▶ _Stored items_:

★ ★ ★ ★ ★ ★ ★

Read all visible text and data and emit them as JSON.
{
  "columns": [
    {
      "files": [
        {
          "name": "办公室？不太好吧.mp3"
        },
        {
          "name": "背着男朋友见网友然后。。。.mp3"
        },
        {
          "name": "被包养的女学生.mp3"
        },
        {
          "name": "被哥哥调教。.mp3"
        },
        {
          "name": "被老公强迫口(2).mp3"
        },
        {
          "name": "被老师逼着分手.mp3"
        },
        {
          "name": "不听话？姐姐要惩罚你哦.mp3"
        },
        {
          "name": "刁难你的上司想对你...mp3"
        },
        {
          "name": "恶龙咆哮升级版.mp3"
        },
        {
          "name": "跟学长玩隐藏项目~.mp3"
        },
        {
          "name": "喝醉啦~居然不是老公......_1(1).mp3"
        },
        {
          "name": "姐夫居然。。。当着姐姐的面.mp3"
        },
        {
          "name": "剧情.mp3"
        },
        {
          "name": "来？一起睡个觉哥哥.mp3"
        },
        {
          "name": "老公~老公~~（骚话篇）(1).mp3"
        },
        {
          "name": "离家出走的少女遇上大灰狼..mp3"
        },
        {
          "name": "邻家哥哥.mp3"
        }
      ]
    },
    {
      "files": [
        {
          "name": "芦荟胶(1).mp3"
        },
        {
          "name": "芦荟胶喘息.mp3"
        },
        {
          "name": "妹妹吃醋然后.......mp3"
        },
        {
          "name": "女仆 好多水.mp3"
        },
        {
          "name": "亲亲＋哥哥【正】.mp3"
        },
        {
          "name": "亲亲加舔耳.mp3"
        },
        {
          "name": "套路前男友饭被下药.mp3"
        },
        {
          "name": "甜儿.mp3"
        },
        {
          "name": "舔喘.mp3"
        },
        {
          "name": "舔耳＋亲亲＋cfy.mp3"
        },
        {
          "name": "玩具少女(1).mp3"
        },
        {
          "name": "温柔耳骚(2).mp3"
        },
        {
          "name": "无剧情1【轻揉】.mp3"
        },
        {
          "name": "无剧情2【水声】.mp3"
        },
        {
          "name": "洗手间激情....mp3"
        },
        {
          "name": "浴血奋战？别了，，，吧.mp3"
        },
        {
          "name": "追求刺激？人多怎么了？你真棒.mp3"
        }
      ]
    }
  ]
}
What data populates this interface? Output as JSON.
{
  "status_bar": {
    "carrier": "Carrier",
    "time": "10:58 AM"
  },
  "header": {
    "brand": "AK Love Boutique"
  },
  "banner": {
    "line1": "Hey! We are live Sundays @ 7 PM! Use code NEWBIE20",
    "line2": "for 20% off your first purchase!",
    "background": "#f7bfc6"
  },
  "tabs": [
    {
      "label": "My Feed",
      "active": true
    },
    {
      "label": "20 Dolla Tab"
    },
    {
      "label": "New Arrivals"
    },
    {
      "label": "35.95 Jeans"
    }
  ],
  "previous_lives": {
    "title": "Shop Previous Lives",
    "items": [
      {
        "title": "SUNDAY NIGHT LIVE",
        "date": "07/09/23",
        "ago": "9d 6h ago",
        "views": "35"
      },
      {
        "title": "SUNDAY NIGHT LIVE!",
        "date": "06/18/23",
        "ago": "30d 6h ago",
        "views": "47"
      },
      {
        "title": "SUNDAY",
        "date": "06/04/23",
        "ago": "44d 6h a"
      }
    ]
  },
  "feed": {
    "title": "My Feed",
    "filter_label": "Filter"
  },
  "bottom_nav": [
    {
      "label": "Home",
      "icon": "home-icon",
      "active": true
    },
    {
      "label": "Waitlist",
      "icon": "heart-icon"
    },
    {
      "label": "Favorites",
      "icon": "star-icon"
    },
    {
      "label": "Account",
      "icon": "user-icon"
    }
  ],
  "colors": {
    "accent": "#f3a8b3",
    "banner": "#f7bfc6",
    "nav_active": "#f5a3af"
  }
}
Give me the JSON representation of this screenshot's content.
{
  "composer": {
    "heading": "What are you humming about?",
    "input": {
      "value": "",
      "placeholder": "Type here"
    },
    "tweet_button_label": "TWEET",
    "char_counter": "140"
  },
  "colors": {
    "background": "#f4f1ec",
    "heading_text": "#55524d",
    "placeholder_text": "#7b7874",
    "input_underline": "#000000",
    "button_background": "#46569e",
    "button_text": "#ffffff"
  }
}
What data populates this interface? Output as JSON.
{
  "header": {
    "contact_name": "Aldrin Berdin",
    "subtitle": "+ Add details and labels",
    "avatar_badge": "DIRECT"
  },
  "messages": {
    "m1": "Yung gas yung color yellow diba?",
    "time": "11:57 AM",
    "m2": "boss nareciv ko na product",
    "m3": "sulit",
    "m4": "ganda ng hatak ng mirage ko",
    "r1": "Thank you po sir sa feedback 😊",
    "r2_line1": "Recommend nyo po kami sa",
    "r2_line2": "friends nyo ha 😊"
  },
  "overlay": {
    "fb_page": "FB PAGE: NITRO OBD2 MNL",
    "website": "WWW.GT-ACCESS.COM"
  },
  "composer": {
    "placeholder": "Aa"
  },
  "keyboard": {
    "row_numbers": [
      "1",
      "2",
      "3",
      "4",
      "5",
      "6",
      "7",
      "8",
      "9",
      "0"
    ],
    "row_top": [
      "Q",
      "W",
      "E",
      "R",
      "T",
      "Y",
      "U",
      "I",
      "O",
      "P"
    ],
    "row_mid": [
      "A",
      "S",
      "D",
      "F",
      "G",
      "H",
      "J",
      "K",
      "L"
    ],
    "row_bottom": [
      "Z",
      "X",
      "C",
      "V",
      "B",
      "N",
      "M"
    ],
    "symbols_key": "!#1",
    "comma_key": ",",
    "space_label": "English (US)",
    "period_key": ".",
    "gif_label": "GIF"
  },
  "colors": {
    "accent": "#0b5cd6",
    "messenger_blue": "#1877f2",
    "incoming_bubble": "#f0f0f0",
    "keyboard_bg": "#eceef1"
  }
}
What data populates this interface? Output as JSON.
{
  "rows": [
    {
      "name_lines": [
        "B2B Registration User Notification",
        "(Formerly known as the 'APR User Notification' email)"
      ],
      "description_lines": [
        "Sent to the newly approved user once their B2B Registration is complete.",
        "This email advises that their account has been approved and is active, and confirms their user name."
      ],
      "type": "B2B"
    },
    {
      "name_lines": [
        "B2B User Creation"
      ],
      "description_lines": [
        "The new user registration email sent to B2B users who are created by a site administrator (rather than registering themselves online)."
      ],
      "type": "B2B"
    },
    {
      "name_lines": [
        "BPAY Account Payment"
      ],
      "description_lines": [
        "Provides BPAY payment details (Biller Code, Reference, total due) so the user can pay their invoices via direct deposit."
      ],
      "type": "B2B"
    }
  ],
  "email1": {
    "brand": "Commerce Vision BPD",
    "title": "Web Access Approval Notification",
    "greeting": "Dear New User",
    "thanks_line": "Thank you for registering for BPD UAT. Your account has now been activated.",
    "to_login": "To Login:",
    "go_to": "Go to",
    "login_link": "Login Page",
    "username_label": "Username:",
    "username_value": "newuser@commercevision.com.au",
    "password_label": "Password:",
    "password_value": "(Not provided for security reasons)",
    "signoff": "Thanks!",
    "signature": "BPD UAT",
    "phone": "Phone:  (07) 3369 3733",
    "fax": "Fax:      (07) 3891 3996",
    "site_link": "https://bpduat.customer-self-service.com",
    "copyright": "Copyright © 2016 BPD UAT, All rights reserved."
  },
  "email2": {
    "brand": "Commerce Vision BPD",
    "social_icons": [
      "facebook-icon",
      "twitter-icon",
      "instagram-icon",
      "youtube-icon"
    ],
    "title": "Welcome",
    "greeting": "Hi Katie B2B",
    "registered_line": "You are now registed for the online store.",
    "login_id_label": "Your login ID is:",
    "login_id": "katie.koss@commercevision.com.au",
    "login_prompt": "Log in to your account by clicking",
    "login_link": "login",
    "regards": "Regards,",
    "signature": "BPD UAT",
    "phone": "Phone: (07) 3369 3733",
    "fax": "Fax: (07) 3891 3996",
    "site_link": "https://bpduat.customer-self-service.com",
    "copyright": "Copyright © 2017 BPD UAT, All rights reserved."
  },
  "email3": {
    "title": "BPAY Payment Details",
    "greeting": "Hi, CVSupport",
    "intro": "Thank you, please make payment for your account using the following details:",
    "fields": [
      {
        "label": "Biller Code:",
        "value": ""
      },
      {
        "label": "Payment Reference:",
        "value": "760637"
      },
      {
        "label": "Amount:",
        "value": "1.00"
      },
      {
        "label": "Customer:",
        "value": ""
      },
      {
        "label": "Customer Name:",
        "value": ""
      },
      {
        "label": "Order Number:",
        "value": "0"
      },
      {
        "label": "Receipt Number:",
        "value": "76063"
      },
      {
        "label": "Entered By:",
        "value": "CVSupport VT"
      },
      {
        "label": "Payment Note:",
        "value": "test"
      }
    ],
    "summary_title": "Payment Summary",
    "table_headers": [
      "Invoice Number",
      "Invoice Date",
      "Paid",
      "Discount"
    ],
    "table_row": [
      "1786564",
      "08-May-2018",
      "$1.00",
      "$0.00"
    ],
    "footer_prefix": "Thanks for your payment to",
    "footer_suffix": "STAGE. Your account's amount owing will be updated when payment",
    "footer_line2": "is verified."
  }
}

★ ★ ★ ★ ★ ★ ★

▶ _What the task requires_: Extract every line above that contains the word "copyright".

▶ _Correct output_:
    "copyright": "Copyright © 2016 BPD UAT, All rights reserved."
    "copyright": "Copyright © 2017 BPD UAT, All rights reserved."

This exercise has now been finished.